(Rows from a figure dataset)
☆ ☆ ☆ ☆

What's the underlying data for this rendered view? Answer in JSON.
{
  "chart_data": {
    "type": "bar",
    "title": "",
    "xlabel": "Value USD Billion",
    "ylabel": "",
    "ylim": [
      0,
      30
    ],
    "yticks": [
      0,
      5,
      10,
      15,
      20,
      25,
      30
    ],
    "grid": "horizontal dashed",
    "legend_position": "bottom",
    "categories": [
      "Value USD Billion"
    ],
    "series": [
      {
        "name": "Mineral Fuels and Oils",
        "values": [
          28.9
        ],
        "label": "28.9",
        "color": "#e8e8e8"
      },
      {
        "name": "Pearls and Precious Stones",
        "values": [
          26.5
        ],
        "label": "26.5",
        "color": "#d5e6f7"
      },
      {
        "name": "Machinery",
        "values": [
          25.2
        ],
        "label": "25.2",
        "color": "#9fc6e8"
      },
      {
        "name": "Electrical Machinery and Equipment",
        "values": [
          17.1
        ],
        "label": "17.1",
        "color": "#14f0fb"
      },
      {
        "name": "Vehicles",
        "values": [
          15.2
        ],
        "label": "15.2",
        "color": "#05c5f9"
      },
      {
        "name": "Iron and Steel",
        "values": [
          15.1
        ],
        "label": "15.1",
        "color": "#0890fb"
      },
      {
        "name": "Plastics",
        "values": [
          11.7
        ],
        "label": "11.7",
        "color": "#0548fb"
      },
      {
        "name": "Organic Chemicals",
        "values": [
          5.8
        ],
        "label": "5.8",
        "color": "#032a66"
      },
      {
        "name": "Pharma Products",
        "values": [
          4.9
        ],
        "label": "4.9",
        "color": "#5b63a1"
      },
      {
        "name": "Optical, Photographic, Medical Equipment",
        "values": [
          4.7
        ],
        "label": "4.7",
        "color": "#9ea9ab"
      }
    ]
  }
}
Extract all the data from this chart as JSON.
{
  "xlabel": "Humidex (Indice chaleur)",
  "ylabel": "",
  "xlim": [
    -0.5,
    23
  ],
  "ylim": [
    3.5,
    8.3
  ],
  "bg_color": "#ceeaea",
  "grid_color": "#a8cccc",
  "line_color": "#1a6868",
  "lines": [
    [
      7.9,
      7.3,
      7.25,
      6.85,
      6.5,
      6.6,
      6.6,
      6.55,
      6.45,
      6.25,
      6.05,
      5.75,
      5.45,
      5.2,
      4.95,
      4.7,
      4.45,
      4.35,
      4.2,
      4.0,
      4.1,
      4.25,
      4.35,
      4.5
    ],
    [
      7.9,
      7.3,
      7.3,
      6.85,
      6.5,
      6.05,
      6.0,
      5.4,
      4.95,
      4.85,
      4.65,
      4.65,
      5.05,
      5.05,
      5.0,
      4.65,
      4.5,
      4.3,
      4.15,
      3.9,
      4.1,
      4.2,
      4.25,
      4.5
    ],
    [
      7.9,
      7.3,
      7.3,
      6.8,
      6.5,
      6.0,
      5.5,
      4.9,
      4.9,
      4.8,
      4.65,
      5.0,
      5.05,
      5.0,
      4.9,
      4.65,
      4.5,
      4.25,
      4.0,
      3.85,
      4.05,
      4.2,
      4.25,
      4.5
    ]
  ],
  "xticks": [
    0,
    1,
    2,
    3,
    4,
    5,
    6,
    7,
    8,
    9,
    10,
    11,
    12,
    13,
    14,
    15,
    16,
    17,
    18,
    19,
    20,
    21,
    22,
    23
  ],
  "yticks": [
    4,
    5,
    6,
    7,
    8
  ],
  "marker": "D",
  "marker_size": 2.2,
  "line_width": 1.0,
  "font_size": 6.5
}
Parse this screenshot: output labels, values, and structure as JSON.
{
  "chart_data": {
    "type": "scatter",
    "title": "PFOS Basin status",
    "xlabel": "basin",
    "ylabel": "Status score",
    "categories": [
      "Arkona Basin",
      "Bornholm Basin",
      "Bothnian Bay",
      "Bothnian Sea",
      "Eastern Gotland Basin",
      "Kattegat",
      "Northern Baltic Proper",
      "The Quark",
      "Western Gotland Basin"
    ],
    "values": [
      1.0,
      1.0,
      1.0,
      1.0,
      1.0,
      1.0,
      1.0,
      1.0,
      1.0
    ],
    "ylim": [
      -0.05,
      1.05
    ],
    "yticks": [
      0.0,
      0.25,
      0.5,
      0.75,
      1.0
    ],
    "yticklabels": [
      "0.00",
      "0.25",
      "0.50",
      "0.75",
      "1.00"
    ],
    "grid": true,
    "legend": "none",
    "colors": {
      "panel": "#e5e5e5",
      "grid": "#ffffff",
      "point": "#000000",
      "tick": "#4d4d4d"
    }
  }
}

☆ ☆ ☆ ☆

** WHAT YOU WILL DO **
Look through the data and show every line containing "Machinery".

** EXPECTED OUTPUT **
        "name": "Machinery",
        "name": "Electrical Machinery and Equipment",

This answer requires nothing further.